<<<<
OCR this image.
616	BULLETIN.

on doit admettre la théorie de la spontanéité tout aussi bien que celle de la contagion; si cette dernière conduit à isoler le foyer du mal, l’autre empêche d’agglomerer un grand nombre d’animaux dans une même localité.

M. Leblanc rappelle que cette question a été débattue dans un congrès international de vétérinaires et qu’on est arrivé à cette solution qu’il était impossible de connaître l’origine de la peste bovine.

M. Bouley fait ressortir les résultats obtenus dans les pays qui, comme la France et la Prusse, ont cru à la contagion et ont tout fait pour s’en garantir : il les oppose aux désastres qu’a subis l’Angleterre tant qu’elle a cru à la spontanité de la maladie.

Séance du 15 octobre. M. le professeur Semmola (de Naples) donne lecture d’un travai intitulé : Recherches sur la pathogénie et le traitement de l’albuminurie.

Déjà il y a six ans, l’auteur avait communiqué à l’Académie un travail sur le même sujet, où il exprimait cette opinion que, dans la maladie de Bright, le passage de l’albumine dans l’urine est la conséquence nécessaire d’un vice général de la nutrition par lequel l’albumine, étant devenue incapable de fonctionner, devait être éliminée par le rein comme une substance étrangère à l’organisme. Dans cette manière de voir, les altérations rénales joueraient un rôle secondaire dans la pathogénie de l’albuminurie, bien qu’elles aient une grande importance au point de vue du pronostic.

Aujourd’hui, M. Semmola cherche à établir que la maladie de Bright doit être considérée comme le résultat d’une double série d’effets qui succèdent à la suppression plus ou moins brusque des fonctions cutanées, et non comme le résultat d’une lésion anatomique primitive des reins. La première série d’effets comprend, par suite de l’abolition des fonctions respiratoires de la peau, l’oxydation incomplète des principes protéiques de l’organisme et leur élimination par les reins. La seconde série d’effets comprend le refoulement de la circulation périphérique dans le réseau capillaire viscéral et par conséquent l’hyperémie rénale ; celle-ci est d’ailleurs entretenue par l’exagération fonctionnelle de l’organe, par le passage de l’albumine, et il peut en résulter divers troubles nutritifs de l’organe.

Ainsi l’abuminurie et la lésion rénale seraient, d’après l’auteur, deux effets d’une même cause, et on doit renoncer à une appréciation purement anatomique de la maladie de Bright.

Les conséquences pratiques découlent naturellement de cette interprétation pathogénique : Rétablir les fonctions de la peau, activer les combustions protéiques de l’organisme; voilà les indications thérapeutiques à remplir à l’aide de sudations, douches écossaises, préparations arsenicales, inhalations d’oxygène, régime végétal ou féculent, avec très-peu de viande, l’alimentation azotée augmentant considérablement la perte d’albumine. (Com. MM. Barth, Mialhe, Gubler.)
>>>>
[Task prompt] In this exercise, repeat all entries exactly.

[Solution below]
OCR this image.
616	BULLETIN.

on doit admettre la théorie de la spontanéité tout aussi bien que celle de la contagion; si cette dernière conduit à isoler le foyer du mal, l’autre empêche d’agglomerer un grand nombre d’animaux dans une même localité.

M. Leblanc rappelle que cette question a été débattue dans un congrès international de vétérinaires et qu’on est arrivé à cette solution qu’il était impossible de connaître l’origine de la peste bovine.

M. Bouley fait ressortir les résultats obtenus dans les pays qui, comme la France et la Prusse, ont cru à la contagion et ont tout fait pour s’en garantir : il les oppose aux désastres qu’a subis l’Angleterre tant qu’elle a cru à la spontanité de la maladie.

Séance du 15 octobre. M. le professeur Semmola (de Naples) donne lecture d’un travai intitulé : Recherches sur la pathogénie et le traitement de l’albuminurie.

Déjà il y a six ans, l’auteur avait communiqué à l’Académie un travail sur le même sujet, où il exprimait cette opinion que, dans la maladie de Bright, le passage de l’albumine dans l’urine est la conséquence nécessaire d’un vice général de la nutrition par lequel l’albumine, étant devenue incapable de fonctionner, devait être éliminée par le rein comme une substance étrangère à l’organisme. Dans cette manière de voir, les altérations rénales joueraient un rôle secondaire dans la pathogénie de l’albuminurie, bien qu’elles aient une grande importance au point de vue du pronostic.

Aujourd’hui, M. Semmola cherche à établir que la maladie de Bright doit être considérée comme le résultat d’une double série d’effets qui succèdent à la suppression plus ou moins brusque des fonctions cutanées, et non comme le résultat d’une lésion anatomique primitive des reins. La première série d’effets comprend, par suite de l’abolition des fonctions respiratoires de la peau, l’oxydation incomplète des principes protéiques de l’organisme et leur élimination par les reins. La seconde série d’effets comprend le refoulement de la circulation périphérique dans le réseau capillaire viscéral et par conséquent l’hyperémie rénale ; celle-ci est d’ailleurs entretenue par l’exagération fonctionnelle de l’organe, par le passage de l’albumine, et il peut en résulter divers troubles nutritifs de l’organe.

Ainsi l’abuminurie et la lésion rénale seraient, d’après l’auteur, deux effets d’une même cause, et on doit renoncer à une appréciation purement anatomique de la maladie de Bright.

Les conséquences pratiques découlent naturellement de cette interprétation pathogénique : Rétablir les fonctions de la peau, activer les combustions protéiques de l’organisme; voilà les indications thérapeutiques à remplir à l’aide de sudations, douches écossaises, préparations arsenicales, inhalations d’oxygène, régime végétal ou féculent, avec très-peu de viande, l’alimentation azotée augmentant considérablement la perte d’albumine. (Com. MM. Barth, Mialhe, Gubler.)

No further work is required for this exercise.